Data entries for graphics
◇ ◇ ◇ ◇

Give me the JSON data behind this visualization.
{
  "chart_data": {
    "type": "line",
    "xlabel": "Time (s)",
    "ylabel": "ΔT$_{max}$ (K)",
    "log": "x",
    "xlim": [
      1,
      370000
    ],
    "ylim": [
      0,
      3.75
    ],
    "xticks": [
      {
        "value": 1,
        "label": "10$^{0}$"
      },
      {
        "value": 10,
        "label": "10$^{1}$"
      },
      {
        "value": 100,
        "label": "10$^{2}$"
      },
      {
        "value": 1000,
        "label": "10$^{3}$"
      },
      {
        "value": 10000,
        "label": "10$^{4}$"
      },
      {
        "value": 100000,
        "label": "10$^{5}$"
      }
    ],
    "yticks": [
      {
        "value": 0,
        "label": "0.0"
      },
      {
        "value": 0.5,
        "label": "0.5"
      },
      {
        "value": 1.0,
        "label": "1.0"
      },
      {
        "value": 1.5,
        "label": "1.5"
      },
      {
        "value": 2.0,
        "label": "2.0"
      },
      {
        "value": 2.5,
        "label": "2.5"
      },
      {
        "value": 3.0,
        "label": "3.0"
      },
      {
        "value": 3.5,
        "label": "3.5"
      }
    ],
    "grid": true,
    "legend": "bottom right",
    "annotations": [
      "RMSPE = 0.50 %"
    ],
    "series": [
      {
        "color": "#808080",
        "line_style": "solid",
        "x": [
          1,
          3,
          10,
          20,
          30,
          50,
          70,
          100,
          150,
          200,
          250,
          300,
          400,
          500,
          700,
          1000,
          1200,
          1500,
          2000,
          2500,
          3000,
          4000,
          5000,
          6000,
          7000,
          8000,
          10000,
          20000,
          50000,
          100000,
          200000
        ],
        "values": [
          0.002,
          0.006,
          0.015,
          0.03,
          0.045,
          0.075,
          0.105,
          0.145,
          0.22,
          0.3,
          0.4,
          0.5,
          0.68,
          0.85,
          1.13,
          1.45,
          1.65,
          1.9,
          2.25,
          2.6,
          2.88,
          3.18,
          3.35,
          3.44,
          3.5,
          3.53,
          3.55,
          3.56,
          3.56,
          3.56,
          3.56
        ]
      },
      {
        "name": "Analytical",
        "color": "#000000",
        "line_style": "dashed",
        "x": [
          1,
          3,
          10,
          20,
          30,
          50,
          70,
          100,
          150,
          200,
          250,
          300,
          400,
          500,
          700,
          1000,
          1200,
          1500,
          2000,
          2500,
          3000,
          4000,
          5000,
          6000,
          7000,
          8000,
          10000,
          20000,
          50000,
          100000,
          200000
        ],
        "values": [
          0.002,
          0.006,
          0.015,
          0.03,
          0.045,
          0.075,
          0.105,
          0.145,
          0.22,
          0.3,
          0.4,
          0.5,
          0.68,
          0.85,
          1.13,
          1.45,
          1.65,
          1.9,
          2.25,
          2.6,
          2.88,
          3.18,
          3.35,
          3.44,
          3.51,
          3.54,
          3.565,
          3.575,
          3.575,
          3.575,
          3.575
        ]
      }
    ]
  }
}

◇ ◇ ◇ ◇

WRITTEN PROBLEM
Retype the material in full, character for character.

CORRECT RESPONSE
Give me the JSON data behind this visualization.
{
  "chart_data": {
    "type": "line",
    "xlabel": "Time (s)",
    "ylabel": "ΔT$_{max}$ (K)",
    "log": "x",
    "xlim": [
      1,
      370000
    ],
    "ylim": [
      0,
      3.75
    ],
    "xticks": [
      {
        "value": 1,
        "label": "10$^{0}$"
      },
      {
        "value": 10,
        "label": "10$^{1}$"
      },
      {
        "value": 100,
        "label": "10$^{2}$"
      },
      {
        "value": 1000,
        "label": "10$^{3}$"
      },
      {
        "value": 10000,
        "label": "10$^{4}$"
      },
      {
        "value": 100000,
        "label": "10$^{5}$"
      }
    ],
    "yticks": [
      {
        "value": 0,
        "label": "0.0"
      },
      {
        "value": 0.5,
        "label": "0.5"
      },
      {
        "value": 1.0,
        "label": "1.0"
      },
      {
        "value": 1.5,
        "label": "1.5"
      },
      {
        "value": 2.0,
        "label": "2.0"
      },
      {
        "value": 2.5,
        "label": "2.5"
      },
      {
        "value": 3.0,
        "label": "3.0"
      },
      {
        "value": 3.5,
        "label": "3.5"
      }
    ],
    "grid": true,
    "legend": "bottom right",
    "annotations": [
      "RMSPE = 0.50 %"
    ],
    "series": [
      {
        "color": "#808080",
        "line_style": "solid",
        "x": [
          1,
          3,
          10,
          20,
          30,
          50,
          70,
          100,
          150,
          200,
          250,
          300,
          400,
          500,
          700,
          1000,
          1200,
          1500,
          2000,
          2500,
          3000,
          4000,
          5000,
          6000,
          7000,
          8000,
          10000,
          20000,
          50000,
          100000,
          200000
        ],
        "values": [
          0.002,
          0.006,
          0.015,
          0.03,
          0.045,
          0.075,
          0.105,
          0.145,
          0.22,
          0.3,
          0.4,
          0.5,
          0.68,
          0.85,
          1.13,
          1.45,
          1.65,
          1.9,
          2.25,
          2.6,
          2.88,
          3.18,
          3.35,
          3.44,
          3.5,
          3.53,
          3.55,
          3.56,
          3.56,
          3.56,
          3.56
        ]
      },
      {
        "name": "Analytical",
        "color": "#000000",
        "line_style": "dashed",
        "x": [
          1,
          3,
          10,
          20,
          30,
          50,
          70,
          100,
          150,
          200,
          250,
          300,
          400,
          500,
          700,
          1000,
          1200,
          1500,
          2000,
          2500,
          3000,
          4000,
          5000,
          6000,
          7000,
          8000,
          10000,
          20000,
          50000,
          100000,
          200000
        ],
        "values": [
          0.002,
          0.006,
          0.015,
          0.03,
          0.045,
          0.075,
          0.105,
          0.145,
          0.22,
          0.3,
          0.4,
          0.5,
          0.68,
          0.85,
          1.13,
          1.45,
          1.65,
          1.9,
          2.25,
          2.6,
          2.88,
          3.18,
          3.35,
          3.44,
          3.51,
          3.54,
          3.565,
          3.575,
          3.575,
          3.575,
          3.575
        ]
      }
    ]
  }
}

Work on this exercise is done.